Tally the lines in the data that follows that include the word "screenshot", and report nothing but the total.

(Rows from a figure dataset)
▼
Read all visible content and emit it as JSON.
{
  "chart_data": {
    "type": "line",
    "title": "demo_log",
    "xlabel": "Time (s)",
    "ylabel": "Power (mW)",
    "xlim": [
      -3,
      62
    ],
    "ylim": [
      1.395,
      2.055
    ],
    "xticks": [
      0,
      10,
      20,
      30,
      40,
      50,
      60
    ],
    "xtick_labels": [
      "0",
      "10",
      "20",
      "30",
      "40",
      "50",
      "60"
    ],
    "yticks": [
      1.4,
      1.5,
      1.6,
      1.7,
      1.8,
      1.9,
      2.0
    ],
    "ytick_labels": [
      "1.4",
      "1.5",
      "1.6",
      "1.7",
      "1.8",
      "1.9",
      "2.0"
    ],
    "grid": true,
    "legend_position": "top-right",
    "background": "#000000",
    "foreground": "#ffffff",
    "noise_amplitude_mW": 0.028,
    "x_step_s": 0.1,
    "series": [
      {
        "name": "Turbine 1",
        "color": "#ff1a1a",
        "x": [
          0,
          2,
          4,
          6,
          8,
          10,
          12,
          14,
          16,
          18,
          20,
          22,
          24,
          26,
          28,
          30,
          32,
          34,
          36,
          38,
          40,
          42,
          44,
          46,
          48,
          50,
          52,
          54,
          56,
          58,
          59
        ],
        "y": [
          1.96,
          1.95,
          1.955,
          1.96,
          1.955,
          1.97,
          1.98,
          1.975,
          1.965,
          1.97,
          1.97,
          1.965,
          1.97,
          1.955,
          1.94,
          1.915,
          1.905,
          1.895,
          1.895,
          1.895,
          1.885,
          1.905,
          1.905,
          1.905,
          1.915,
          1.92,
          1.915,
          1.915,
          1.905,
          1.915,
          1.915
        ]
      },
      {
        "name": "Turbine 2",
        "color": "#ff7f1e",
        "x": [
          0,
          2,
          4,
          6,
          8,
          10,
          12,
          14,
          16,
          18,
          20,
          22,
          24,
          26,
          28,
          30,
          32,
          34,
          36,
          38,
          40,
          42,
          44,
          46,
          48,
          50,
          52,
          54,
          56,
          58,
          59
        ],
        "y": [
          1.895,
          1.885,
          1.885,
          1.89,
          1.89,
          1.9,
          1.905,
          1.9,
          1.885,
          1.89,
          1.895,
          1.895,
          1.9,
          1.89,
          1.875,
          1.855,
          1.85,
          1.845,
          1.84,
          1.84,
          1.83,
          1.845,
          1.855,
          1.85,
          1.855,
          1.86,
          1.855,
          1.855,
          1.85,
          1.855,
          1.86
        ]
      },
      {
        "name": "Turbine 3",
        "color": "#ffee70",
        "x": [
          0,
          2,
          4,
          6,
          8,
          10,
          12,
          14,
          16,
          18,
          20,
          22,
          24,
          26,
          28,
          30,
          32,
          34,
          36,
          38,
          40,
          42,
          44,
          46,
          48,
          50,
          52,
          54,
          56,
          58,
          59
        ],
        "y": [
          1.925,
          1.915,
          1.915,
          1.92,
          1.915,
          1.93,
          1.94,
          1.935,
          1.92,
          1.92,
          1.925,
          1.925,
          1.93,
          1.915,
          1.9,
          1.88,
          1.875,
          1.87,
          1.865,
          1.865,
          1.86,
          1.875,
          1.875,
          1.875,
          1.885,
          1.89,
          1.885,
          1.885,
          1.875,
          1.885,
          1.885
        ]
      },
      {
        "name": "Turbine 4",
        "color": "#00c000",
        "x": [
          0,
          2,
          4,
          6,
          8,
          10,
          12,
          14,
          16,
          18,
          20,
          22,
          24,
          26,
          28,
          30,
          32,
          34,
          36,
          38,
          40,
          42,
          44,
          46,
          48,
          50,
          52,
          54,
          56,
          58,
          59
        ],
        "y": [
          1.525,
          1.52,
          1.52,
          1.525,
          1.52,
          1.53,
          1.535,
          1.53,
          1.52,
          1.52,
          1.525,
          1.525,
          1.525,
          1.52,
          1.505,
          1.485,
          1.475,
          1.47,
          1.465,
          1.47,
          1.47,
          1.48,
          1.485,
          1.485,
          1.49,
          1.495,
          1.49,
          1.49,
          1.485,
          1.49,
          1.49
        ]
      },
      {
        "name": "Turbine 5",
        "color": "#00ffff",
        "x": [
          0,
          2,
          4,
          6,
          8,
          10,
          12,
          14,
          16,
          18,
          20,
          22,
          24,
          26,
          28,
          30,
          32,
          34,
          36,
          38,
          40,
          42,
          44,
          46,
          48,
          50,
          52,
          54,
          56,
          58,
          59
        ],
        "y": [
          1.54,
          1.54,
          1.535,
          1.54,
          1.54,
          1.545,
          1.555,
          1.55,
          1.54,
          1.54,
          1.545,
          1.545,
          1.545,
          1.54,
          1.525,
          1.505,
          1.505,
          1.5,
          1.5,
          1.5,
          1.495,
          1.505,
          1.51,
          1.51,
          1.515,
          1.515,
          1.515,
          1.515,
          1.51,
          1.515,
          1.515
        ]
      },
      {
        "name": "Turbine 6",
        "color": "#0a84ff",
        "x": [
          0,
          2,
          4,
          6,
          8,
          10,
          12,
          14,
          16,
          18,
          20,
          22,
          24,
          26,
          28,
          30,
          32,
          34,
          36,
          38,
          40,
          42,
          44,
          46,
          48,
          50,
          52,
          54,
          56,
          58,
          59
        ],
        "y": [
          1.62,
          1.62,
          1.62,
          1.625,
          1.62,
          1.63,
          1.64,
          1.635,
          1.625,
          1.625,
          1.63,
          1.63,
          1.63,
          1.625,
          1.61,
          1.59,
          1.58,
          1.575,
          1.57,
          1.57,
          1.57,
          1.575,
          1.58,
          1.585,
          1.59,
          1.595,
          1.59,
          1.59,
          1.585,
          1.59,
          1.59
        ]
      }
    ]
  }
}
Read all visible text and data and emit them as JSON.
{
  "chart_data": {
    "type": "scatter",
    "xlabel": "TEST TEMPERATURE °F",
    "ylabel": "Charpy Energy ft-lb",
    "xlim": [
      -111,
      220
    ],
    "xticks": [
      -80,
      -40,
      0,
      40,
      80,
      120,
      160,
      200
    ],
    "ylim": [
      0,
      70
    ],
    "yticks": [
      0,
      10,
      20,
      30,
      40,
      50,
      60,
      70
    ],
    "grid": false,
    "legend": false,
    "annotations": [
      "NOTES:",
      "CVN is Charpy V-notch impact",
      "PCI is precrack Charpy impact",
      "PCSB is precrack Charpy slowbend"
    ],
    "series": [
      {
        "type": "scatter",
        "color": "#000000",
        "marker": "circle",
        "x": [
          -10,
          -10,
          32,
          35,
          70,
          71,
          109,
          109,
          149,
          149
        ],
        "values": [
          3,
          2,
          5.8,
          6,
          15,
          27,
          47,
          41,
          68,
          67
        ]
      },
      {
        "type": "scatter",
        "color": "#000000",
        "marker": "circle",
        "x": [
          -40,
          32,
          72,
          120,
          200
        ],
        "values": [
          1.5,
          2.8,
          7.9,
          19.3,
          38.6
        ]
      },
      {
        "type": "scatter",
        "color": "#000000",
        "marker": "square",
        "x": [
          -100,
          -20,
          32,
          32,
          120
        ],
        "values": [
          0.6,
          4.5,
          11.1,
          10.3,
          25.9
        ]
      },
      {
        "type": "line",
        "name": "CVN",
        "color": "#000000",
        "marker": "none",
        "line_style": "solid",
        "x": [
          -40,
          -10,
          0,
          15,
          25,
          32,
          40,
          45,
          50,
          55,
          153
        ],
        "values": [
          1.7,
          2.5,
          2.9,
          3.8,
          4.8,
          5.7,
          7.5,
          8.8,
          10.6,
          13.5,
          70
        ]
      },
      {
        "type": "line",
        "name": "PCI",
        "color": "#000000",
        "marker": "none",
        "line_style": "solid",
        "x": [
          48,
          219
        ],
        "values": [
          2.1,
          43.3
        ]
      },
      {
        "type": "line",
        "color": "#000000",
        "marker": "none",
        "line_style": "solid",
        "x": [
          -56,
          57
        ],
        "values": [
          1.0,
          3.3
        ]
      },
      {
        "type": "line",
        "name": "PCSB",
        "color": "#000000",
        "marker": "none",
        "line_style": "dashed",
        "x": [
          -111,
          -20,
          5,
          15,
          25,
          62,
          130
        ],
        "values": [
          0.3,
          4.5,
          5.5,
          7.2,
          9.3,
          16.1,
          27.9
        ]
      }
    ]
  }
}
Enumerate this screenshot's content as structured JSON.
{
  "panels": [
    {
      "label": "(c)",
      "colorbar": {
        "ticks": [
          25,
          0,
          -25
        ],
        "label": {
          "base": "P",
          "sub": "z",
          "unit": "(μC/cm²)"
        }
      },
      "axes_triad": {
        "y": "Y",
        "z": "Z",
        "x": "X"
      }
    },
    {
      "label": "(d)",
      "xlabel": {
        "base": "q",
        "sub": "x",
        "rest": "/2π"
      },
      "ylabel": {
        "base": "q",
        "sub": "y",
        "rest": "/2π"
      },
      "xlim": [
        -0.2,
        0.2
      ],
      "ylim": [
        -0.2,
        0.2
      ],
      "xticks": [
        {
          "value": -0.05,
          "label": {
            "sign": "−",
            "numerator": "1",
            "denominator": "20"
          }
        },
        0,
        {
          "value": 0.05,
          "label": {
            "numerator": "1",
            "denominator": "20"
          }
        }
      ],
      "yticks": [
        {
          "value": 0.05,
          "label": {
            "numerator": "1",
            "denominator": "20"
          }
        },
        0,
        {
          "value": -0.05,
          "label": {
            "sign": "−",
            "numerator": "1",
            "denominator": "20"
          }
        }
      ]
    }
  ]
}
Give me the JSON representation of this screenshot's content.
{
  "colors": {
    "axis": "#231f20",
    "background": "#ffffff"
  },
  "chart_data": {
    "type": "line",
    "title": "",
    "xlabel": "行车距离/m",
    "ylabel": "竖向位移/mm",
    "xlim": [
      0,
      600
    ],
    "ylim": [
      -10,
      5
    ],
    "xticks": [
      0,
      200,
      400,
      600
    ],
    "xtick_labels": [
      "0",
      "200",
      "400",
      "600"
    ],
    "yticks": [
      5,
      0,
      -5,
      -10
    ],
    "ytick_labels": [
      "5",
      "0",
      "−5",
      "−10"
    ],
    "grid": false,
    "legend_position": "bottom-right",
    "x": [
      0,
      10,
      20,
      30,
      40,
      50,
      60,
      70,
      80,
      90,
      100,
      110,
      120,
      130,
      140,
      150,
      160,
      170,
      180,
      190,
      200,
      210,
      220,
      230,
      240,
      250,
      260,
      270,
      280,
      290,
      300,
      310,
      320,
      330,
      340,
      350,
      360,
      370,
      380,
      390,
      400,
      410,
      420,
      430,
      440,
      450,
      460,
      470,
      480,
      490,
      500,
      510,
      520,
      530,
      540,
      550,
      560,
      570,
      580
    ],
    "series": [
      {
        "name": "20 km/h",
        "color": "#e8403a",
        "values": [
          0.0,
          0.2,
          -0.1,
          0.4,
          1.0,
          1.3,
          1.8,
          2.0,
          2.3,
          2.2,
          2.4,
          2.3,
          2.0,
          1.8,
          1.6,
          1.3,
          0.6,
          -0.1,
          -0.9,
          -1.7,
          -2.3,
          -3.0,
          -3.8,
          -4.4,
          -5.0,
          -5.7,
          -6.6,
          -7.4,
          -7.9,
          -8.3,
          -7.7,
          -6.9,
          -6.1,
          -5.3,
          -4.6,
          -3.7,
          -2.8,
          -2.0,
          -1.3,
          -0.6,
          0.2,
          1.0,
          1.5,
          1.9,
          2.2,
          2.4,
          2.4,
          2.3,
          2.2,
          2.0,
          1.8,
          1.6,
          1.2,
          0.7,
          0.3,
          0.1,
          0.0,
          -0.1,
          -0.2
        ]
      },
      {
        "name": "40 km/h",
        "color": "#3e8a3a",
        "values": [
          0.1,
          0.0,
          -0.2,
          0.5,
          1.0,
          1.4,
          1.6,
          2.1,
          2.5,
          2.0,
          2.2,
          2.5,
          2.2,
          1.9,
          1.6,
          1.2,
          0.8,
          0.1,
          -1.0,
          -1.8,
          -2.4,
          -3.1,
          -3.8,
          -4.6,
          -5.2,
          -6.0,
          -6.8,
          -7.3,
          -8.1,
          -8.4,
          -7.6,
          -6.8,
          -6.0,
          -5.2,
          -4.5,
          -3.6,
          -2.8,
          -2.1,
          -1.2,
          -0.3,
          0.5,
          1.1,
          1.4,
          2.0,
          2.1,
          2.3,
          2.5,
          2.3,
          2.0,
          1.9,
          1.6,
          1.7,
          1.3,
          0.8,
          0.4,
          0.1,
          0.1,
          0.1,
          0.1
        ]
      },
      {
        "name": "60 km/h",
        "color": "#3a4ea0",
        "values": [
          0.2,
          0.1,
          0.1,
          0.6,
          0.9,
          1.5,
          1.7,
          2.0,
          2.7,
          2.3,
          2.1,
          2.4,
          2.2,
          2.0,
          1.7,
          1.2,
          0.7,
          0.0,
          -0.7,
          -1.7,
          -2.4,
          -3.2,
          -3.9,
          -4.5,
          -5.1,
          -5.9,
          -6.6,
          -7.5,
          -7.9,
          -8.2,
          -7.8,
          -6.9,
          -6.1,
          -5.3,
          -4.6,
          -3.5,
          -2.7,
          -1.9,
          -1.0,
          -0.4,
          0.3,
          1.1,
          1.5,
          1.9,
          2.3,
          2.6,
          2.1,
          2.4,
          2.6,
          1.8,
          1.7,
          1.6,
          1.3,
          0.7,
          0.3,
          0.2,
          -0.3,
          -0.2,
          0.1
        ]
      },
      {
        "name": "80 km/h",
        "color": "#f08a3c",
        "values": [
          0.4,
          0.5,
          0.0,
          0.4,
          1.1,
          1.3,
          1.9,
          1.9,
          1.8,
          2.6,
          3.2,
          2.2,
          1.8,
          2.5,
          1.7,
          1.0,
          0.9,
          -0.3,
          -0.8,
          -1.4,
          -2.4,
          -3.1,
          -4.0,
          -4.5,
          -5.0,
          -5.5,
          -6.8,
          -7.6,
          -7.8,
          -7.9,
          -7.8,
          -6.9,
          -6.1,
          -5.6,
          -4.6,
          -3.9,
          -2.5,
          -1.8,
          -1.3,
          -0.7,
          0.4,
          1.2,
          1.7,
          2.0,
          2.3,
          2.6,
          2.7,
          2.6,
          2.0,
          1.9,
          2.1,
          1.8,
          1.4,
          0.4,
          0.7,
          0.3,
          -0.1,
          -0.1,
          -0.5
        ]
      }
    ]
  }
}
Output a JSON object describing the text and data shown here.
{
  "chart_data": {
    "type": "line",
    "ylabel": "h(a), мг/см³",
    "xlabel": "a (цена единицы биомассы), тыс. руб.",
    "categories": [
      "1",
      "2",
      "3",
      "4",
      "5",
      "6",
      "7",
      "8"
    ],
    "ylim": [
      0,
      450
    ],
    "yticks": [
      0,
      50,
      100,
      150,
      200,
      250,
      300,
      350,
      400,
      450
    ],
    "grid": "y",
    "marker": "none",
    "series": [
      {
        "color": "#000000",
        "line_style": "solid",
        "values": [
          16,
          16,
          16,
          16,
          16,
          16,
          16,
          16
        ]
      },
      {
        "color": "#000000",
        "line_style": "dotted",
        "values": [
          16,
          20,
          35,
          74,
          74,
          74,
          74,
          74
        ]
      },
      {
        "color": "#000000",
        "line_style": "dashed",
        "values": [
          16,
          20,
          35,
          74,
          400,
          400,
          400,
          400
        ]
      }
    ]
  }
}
▲
ANSWER TO THE TASK » 2